### [GOAL]
Extract the text of each entry below exactly, leaving every image behind.

### [SUPPLIED RECORDS]
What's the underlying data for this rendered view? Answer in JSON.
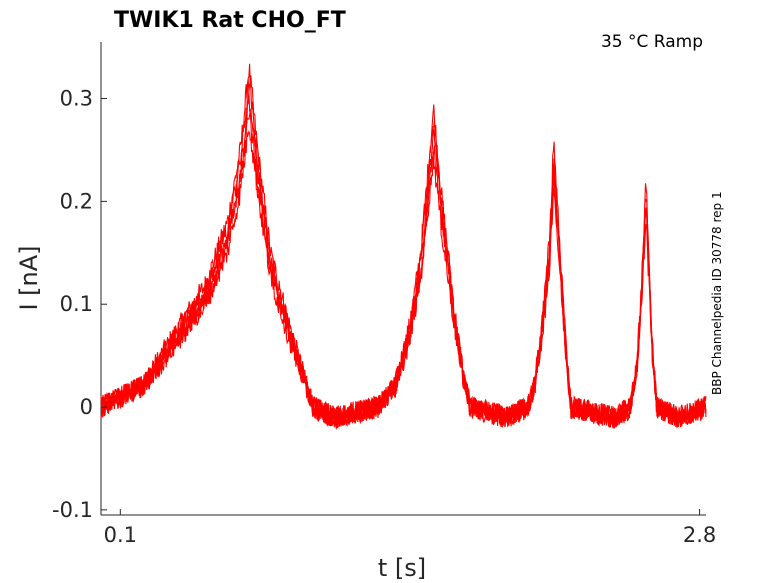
{
  "chart_data": {
    "type": "line",
    "title": "TWIK1  Rat  CHO_FT",
    "condition": "35 °C  Ramp",
    "side_label": "BBP Channelpedia ID 30778 rep 1",
    "xlabel": "t [s]",
    "ylabel": "I [nA]",
    "xlim": [
      0.01,
      2.83
    ],
    "ylim": [
      -0.105,
      0.355
    ],
    "xticks": [
      "0.1",
      "2.8"
    ],
    "yticks": [
      "-0.1",
      "0",
      "0.1",
      "0.2",
      "0.3"
    ],
    "color": "#ff0000",
    "grid": false,
    "series": [
      {
        "values_description": "",
        "points": [
          [
            0.01,
            0.0
          ],
          [
            0.2,
            0.02
          ],
          [
            0.35,
            0.07
          ],
          [
            0.5,
            0.12
          ],
          [
            0.6,
            0.18
          ],
          [
            0.66,
            0.25
          ],
          [
            0.7,
            0.33
          ],
          [
            0.74,
            0.25
          ],
          [
            0.8,
            0.15
          ],
          [
            0.9,
            0.07
          ],
          [
            0.97,
            0.02
          ],
          [
            1.0,
            0.0
          ],
          [
            1.1,
            -0.01
          ],
          [
            1.3,
            0.0
          ],
          [
            1.38,
            0.02
          ],
          [
            1.45,
            0.08
          ],
          [
            1.5,
            0.15
          ],
          [
            1.53,
            0.22
          ],
          [
            1.56,
            0.29
          ],
          [
            1.6,
            0.2
          ],
          [
            1.66,
            0.09
          ],
          [
            1.7,
            0.03
          ],
          [
            1.73,
            0.0
          ],
          [
            1.9,
            -0.01
          ],
          [
            2.0,
            0.0
          ],
          [
            2.03,
            0.02
          ],
          [
            2.07,
            0.09
          ],
          [
            2.1,
            0.16
          ],
          [
            2.12,
            0.26
          ],
          [
            2.15,
            0.15
          ],
          [
            2.18,
            0.05
          ],
          [
            2.2,
            0.0
          ],
          [
            2.4,
            -0.01
          ],
          [
            2.48,
            0.0
          ],
          [
            2.51,
            0.05
          ],
          [
            2.53,
            0.12
          ],
          [
            2.55,
            0.22
          ],
          [
            2.58,
            0.06
          ],
          [
            2.6,
            0.0
          ],
          [
            2.7,
            -0.01
          ],
          [
            2.83,
            0.0
          ]
        ]
      }
    ]
  }
}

### [TASK RESPONSE]
What's the underlying data for this rendered view? Answer in JSON.
{
  "chart_data": {
    "type": "line",
    "title": "TWIK1  Rat  CHO_FT",
    "condition": "35 °C  Ramp",
    "side_label": "BBP Channelpedia ID 30778 rep 1",
    "xlabel": "t [s]",
    "ylabel": "I [nA]",
    "xlim": [
      0.01,
      2.83
    ],
    "ylim": [
      -0.105,
      0.355
    ],
    "xticks": [
      "0.1",
      "2.8"
    ],
    "yticks": [
      "-0.1",
      "0",
      "0.1",
      "0.2",
      "0.3"
    ],
    "color": "#ff0000",
    "grid": false,
    "series": [
      {
        "values_description": "",
        "points": [
          [
            0.01,
            0.0
          ],
          [
            0.2,
            0.02
          ],
          [
            0.35,
            0.07
          ],
          [
            0.5,
            0.12
          ],
          [
            0.6,
            0.18
          ],
          [
            0.66,
            0.25
          ],
          [
            0.7,
            0.33
          ],
          [
            0.74,
            0.25
          ],
          [
            0.8,
            0.15
          ],
          [
            0.9,
            0.07
          ],
          [
            0.97,
            0.02
          ],
          [
            1.0,
            0.0
          ],
          [
            1.1,
            -0.01
          ],
          [
            1.3,
            0.0
          ],
          [
            1.38,
            0.02
          ],
          [
            1.45,
            0.08
          ],
          [
            1.5,
            0.15
          ],
          [
            1.53,
            0.22
          ],
          [
            1.56,
            0.29
          ],
          [
            1.6,
            0.2
          ],
          [
            1.66,
            0.09
          ],
          [
            1.7,
            0.03
          ],
          [
            1.73,
            0.0
          ],
          [
            1.9,
            -0.01
          ],
          [
            2.0,
            0.0
          ],
          [
            2.03,
            0.02
          ],
          [
            2.07,
            0.09
          ],
          [
            2.1,
            0.16
          ],
          [
            2.12,
            0.26
          ],
          [
            2.15,
            0.15
          ],
          [
            2.18,
            0.05
          ],
          [
            2.2,
            0.0
          ],
          [
            2.4,
            -0.01
          ],
          [
            2.48,
            0.0
          ],
          [
            2.51,
            0.05
          ],
          [
            2.53,
            0.12
          ],
          [
            2.55,
            0.22
          ],
          [
            2.58,
            0.06
          ],
          [
            2.6,
            0.0
          ],
          [
            2.7,
            -0.01
          ],
          [
            2.83,
            0.0
          ]
        ]
      }
    ]
  }
}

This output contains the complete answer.